◆ **STATED PROBLEM**:
All entries below need to be written out exactly, but without their pictures.

◆ **DATA LISTING**:
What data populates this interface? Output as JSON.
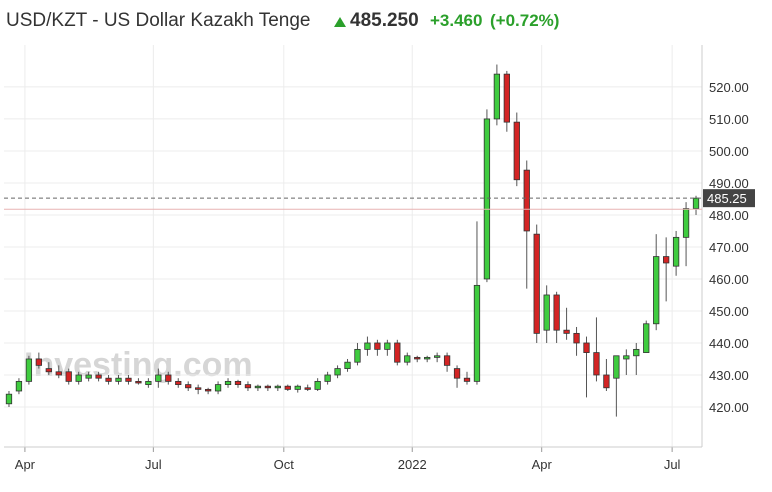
{
  "header": {
    "title": "USD/KZT - US Dollar Kazakh Tenge",
    "price": "485.250",
    "change": "+3.460",
    "change_pct": "(+0.72%)"
  },
  "chart_data": {
    "type": "candlestick",
    "watermark": "Investing.com",
    "x": [
      0,
      1,
      2,
      3,
      4,
      5,
      6,
      7,
      8,
      9,
      10,
      11,
      12,
      13,
      14,
      15,
      16,
      17,
      18,
      19,
      20,
      21,
      22,
      23,
      24,
      25,
      26,
      27,
      28,
      29,
      30,
      31,
      32,
      33,
      34,
      35,
      36,
      37,
      38,
      39,
      40,
      41,
      42,
      43,
      44,
      45,
      46,
      47,
      48,
      49,
      50,
      51,
      52,
      53,
      54,
      55,
      56,
      57,
      58,
      59,
      60,
      61,
      62,
      63,
      64,
      65,
      66,
      67,
      68,
      69
    ],
    "open": [
      421,
      425,
      428,
      435,
      432,
      431,
      431,
      428,
      429,
      430,
      429,
      428,
      429,
      428,
      427,
      428,
      430,
      428,
      427,
      426,
      425.5,
      425,
      427,
      428,
      427,
      426,
      426.5,
      426,
      426.5,
      425.5,
      426,
      425.5,
      428,
      430,
      432,
      434,
      438,
      440,
      438,
      440,
      434,
      435.5,
      435,
      435.5,
      436,
      432,
      429,
      428,
      460,
      510,
      524,
      509,
      494,
      474,
      444,
      455,
      444,
      443,
      440,
      437,
      430,
      429,
      435,
      436,
      437,
      446,
      467,
      464,
      473,
      482
    ],
    "high": [
      425,
      429,
      436,
      437,
      434,
      433,
      432,
      431,
      431,
      431,
      430,
      430,
      430,
      429,
      429,
      432,
      431,
      429,
      428,
      427,
      426,
      428,
      429,
      428.5,
      428,
      427,
      427,
      427,
      427,
      427,
      427,
      429,
      431,
      433,
      435,
      440,
      442,
      441,
      441,
      441,
      437,
      436,
      436,
      437,
      437,
      433,
      431,
      478,
      513,
      527,
      525,
      512,
      497,
      477,
      458,
      456,
      451,
      445,
      442,
      448,
      435,
      436,
      438,
      440,
      447,
      474,
      473,
      475,
      484,
      486
    ],
    "low": [
      420,
      424,
      427,
      432,
      430,
      429,
      427,
      427,
      428,
      428,
      427,
      427,
      427,
      427,
      426,
      426,
      427,
      426,
      425,
      424,
      424,
      424,
      426,
      426,
      425,
      425,
      425,
      425,
      425,
      424.5,
      425,
      425,
      427,
      429,
      431,
      433,
      436,
      436,
      436,
      433,
      433,
      434,
      434,
      434,
      431,
      426,
      427,
      427,
      459,
      508,
      506,
      489,
      457,
      440,
      440,
      440,
      441,
      436,
      423,
      428,
      425,
      417,
      430,
      430,
      437,
      444,
      453,
      461,
      464,
      480
    ],
    "close": [
      424,
      428,
      435,
      433,
      431,
      430,
      428,
      430,
      430,
      429,
      428,
      429,
      428,
      427.5,
      428,
      430,
      428,
      427,
      426,
      425.5,
      425,
      427,
      428,
      427,
      426,
      426.5,
      426,
      426.5,
      425.5,
      426.5,
      425.5,
      428,
      430,
      432,
      434,
      438,
      440,
      438,
      440,
      434,
      436,
      435,
      435.5,
      436,
      433,
      429,
      428,
      458,
      510,
      524,
      509,
      491,
      475,
      443,
      455,
      444,
      443,
      440,
      437,
      430,
      426,
      436,
      436,
      438,
      446,
      467,
      465,
      473,
      482,
      485.25
    ],
    "up_color": "#3fcc3f",
    "down_color": "#d32424",
    "xlim": [
      -0.5,
      69.6
    ],
    "ylim": [
      407.5,
      533.1
    ],
    "xticks": [
      {
        "value": 1.6,
        "label": "Apr"
      },
      {
        "value": 14.5,
        "label": "Jul"
      },
      {
        "value": 27.6,
        "label": "Oct"
      },
      {
        "value": 40.5,
        "label": "2022"
      },
      {
        "value": 53.5,
        "label": "Apr"
      },
      {
        "value": 66.6,
        "label": "Jul"
      }
    ],
    "yticks": [
      {
        "value": 420,
        "label": "420.00"
      },
      {
        "value": 430,
        "label": "430.00"
      },
      {
        "value": 440,
        "label": "440.00"
      },
      {
        "value": 450,
        "label": "450.00"
      },
      {
        "value": 460,
        "label": "460.00"
      },
      {
        "value": 470,
        "label": "470.00"
      },
      {
        "value": 480,
        "label": "480.00"
      },
      {
        "value": 490,
        "label": "490.00"
      },
      {
        "value": 500,
        "label": "500.00"
      },
      {
        "value": 510,
        "label": "510.00"
      },
      {
        "value": 520,
        "label": "520.00"
      }
    ],
    "last_value": 485.25,
    "previous_close": 481.79,
    "grid": true
  }
}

◆ **COMPLETED EXERCISE**:
What data populates this interface? Output as JSON.
{
  "header": {
    "title": "USD/KZT - US Dollar Kazakh Tenge",
    "price": "485.250",
    "change": "+3.460",
    "change_pct": "(+0.72%)"
  },
  "chart_data": {
    "type": "candlestick",
    "watermark": "Investing.com",
    "x": [
      0,
      1,
      2,
      3,
      4,
      5,
      6,
      7,
      8,
      9,
      10,
      11,
      12,
      13,
      14,
      15,
      16,
      17,
      18,
      19,
      20,
      21,
      22,
      23,
      24,
      25,
      26,
      27,
      28,
      29,
      30,
      31,
      32,
      33,
      34,
      35,
      36,
      37,
      38,
      39,
      40,
      41,
      42,
      43,
      44,
      45,
      46,
      47,
      48,
      49,
      50,
      51,
      52,
      53,
      54,
      55,
      56,
      57,
      58,
      59,
      60,
      61,
      62,
      63,
      64,
      65,
      66,
      67,
      68,
      69
    ],
    "open": [
      421,
      425,
      428,
      435,
      432,
      431,
      431,
      428,
      429,
      430,
      429,
      428,
      429,
      428,
      427,
      428,
      430,
      428,
      427,
      426,
      425.5,
      425,
      427,
      428,
      427,
      426,
      426.5,
      426,
      426.5,
      425.5,
      426,
      425.5,
      428,
      430,
      432,
      434,
      438,
      440,
      438,
      440,
      434,
      435.5,
      435,
      435.5,
      436,
      432,
      429,
      428,
      460,
      510,
      524,
      509,
      494,
      474,
      444,
      455,
      444,
      443,
      440,
      437,
      430,
      429,
      435,
      436,
      437,
      446,
      467,
      464,
      473,
      482
    ],
    "high": [
      425,
      429,
      436,
      437,
      434,
      433,
      432,
      431,
      431,
      431,
      430,
      430,
      430,
      429,
      429,
      432,
      431,
      429,
      428,
      427,
      426,
      428,
      429,
      428.5,
      428,
      427,
      427,
      427,
      427,
      427,
      427,
      429,
      431,
      433,
      435,
      440,
      442,
      441,
      441,
      441,
      437,
      436,
      436,
      437,
      437,
      433,
      431,
      478,
      513,
      527,
      525,
      512,
      497,
      477,
      458,
      456,
      451,
      445,
      442,
      448,
      435,
      436,
      438,
      440,
      447,
      474,
      473,
      475,
      484,
      486
    ],
    "low": [
      420,
      424,
      427,
      432,
      430,
      429,
      427,
      427,
      428,
      428,
      427,
      427,
      427,
      427,
      426,
      426,
      427,
      426,
      425,
      424,
      424,
      424,
      426,
      426,
      425,
      425,
      425,
      425,
      425,
      424.5,
      425,
      425,
      427,
      429,
      431,
      433,
      436,
      436,
      436,
      433,
      433,
      434,
      434,
      434,
      431,
      426,
      427,
      427,
      459,
      508,
      506,
      489,
      457,
      440,
      440,
      440,
      441,
      436,
      423,
      428,
      425,
      417,
      430,
      430,
      437,
      444,
      453,
      461,
      464,
      480
    ],
    "close": [
      424,
      428,
      435,
      433,
      431,
      430,
      428,
      430,
      430,
      429,
      428,
      429,
      428,
      427.5,
      428,
      430,
      428,
      427,
      426,
      425.5,
      425,
      427,
      428,
      427,
      426,
      426.5,
      426,
      426.5,
      425.5,
      426.5,
      425.5,
      428,
      430,
      432,
      434,
      438,
      440,
      438,
      440,
      434,
      436,
      435,
      435.5,
      436,
      433,
      429,
      428,
      458,
      510,
      524,
      509,
      491,
      475,
      443,
      455,
      444,
      443,
      440,
      437,
      430,
      426,
      436,
      436,
      438,
      446,
      467,
      465,
      473,
      482,
      485.25
    ],
    "up_color": "#3fcc3f",
    "down_color": "#d32424",
    "xlim": [
      -0.5,
      69.6
    ],
    "ylim": [
      407.5,
      533.1
    ],
    "xticks": [
      {
        "value": 1.6,
        "label": "Apr"
      },
      {
        "value": 14.5,
        "label": "Jul"
      },
      {
        "value": 27.6,
        "label": "Oct"
      },
      {
        "value": 40.5,
        "label": "2022"
      },
      {
        "value": 53.5,
        "label": "Apr"
      },
      {
        "value": 66.6,
        "label": "Jul"
      }
    ],
    "yticks": [
      {
        "value": 420,
        "label": "420.00"
      },
      {
        "value": 430,
        "label": "430.00"
      },
      {
        "value": 440,
        "label": "440.00"
      },
      {
        "value": 450,
        "label": "450.00"
      },
      {
        "value": 460,
        "label": "460.00"
      },
      {
        "value": 470,
        "label": "470.00"
      },
      {
        "value": 480,
        "label": "480.00"
      },
      {
        "value": 490,
        "label": "490.00"
      },
      {
        "value": 500,
        "label": "500.00"
      },
      {
        "value": 510,
        "label": "510.00"
      },
      {
        "value": 520,
        "label": "520.00"
      }
    ],
    "last_value": 485.25,
    "previous_close": 481.79,
    "grid": true
  }
}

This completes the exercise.